begin Data in this exercise

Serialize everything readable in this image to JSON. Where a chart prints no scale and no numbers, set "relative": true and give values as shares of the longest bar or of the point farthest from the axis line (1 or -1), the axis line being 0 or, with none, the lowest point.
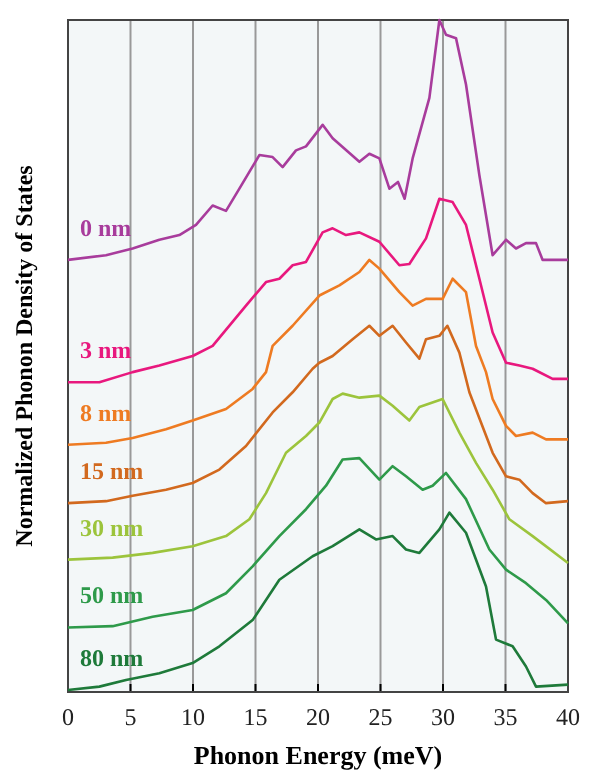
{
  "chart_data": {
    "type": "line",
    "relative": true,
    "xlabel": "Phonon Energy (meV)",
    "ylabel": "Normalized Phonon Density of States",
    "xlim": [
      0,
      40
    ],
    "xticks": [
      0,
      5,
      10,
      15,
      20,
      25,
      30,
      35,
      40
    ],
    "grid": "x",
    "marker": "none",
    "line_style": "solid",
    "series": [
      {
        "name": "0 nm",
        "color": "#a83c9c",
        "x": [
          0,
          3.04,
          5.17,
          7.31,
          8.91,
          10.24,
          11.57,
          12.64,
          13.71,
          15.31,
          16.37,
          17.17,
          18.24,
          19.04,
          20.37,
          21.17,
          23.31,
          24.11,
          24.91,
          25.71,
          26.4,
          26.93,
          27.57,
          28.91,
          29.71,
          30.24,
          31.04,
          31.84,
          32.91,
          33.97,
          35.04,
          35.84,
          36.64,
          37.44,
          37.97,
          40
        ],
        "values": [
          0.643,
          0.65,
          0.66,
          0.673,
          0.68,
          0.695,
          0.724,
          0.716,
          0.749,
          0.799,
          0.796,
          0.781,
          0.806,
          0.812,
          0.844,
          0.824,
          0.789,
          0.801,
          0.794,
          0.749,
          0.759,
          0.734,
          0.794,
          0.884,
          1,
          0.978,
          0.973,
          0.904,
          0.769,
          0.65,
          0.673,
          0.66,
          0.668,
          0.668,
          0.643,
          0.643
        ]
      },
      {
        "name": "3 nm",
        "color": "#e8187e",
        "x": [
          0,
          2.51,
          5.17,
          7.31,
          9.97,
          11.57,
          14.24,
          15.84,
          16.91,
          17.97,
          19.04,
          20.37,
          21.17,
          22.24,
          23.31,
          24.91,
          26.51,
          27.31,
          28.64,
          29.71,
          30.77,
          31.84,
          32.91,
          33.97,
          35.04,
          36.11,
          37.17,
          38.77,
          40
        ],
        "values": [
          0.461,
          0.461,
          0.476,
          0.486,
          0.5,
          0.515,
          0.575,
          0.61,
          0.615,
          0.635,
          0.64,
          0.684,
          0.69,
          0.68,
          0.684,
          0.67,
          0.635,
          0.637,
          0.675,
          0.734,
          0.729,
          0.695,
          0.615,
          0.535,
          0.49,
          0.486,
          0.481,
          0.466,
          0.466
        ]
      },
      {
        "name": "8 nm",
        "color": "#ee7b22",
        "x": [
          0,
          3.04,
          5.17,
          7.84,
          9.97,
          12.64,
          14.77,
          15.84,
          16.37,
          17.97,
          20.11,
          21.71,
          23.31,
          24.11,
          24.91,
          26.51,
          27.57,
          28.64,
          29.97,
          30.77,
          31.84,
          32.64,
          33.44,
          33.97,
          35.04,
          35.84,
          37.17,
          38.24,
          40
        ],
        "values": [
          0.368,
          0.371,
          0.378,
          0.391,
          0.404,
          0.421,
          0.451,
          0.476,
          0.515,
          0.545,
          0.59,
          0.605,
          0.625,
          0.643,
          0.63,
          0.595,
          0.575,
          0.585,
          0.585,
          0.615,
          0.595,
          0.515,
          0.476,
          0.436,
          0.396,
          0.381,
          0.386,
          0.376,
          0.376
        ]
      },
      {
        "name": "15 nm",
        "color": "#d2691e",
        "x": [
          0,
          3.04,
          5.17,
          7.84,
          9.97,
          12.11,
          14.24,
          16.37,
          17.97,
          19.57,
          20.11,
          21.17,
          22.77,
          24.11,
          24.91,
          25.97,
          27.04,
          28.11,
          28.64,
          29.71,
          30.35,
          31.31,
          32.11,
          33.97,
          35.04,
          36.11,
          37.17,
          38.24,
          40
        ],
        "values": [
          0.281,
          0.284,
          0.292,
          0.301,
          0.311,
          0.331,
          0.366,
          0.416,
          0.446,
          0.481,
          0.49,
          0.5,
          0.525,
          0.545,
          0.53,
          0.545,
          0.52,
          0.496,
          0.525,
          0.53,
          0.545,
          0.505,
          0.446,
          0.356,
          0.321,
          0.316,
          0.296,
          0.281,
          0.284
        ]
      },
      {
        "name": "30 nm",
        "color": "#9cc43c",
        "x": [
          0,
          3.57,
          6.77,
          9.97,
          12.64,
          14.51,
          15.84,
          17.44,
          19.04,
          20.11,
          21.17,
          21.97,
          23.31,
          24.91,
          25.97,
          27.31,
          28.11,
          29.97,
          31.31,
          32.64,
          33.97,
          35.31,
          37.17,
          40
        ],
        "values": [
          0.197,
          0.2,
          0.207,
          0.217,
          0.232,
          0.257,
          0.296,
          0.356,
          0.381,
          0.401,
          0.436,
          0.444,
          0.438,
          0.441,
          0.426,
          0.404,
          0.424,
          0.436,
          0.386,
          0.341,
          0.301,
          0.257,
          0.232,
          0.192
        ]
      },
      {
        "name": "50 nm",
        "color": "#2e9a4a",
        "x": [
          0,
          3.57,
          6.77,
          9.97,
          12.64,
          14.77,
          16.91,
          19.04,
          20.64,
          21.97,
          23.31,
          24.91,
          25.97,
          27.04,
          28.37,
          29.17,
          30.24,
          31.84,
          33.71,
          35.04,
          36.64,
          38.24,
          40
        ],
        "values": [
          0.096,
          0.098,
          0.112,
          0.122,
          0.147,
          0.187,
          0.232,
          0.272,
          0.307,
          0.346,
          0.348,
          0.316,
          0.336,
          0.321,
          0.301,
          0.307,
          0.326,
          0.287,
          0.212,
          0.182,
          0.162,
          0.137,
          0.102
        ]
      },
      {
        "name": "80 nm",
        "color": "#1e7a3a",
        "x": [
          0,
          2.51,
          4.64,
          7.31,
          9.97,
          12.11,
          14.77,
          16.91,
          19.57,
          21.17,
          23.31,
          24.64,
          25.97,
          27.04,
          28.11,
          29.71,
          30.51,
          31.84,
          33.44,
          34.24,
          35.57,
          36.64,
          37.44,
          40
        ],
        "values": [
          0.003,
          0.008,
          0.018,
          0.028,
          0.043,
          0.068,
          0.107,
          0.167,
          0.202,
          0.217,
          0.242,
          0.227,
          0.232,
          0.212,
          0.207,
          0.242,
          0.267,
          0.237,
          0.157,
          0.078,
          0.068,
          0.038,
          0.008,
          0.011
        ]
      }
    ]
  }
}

end Data in this exercise
begin Data in this exercise

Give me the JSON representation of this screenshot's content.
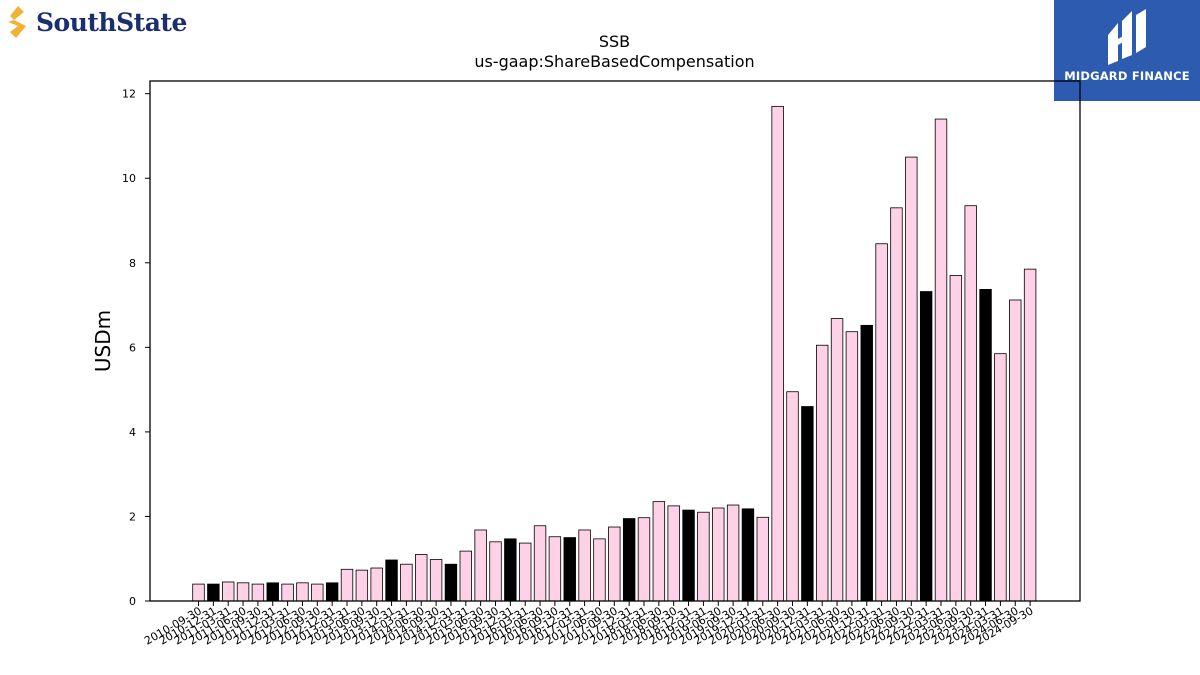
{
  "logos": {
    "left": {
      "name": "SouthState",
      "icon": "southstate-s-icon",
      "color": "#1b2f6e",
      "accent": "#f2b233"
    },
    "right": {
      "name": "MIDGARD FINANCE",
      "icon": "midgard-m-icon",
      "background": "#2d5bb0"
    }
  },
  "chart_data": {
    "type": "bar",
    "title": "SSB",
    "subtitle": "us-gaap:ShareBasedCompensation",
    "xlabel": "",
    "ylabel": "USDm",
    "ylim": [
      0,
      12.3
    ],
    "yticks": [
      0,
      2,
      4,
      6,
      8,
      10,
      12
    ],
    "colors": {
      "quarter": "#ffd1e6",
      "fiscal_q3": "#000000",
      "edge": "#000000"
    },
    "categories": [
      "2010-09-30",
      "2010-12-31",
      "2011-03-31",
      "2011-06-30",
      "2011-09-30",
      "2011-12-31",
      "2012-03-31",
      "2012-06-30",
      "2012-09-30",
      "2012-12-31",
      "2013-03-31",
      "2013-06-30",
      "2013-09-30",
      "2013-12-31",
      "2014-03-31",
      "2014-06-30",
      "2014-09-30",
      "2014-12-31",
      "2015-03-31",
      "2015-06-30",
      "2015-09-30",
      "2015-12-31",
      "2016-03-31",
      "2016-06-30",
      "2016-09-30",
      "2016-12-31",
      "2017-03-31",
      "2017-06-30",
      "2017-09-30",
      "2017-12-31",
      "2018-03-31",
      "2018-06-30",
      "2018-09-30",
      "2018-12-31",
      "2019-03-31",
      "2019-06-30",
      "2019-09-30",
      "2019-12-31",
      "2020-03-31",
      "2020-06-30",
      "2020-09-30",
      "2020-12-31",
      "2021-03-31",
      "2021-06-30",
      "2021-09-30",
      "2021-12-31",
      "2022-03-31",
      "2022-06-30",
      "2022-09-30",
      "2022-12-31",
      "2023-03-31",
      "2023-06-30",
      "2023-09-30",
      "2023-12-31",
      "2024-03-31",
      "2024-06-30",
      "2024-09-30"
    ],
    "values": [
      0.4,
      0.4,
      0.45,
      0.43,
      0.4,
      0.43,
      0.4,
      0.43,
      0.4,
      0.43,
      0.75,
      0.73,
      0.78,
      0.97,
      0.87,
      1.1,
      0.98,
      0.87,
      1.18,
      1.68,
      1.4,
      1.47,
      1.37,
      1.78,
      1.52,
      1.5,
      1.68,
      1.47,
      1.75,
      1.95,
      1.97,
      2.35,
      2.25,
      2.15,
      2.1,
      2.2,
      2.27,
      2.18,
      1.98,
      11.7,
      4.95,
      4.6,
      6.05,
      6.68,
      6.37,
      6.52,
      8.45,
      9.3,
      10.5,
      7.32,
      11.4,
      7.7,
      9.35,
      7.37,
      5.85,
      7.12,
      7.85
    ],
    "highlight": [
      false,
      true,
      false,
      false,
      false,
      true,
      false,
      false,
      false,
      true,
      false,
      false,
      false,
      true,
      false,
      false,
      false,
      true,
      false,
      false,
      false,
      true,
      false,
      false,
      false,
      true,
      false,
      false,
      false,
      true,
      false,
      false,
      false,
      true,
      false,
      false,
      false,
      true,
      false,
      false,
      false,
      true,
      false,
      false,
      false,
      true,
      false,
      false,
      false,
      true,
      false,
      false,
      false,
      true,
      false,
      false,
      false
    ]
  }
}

end Data in this exercise

◆ **Task description**
Within the data above, count the lines that contain the string "none"; the reply is the number alone.

◆ **Completed task**
2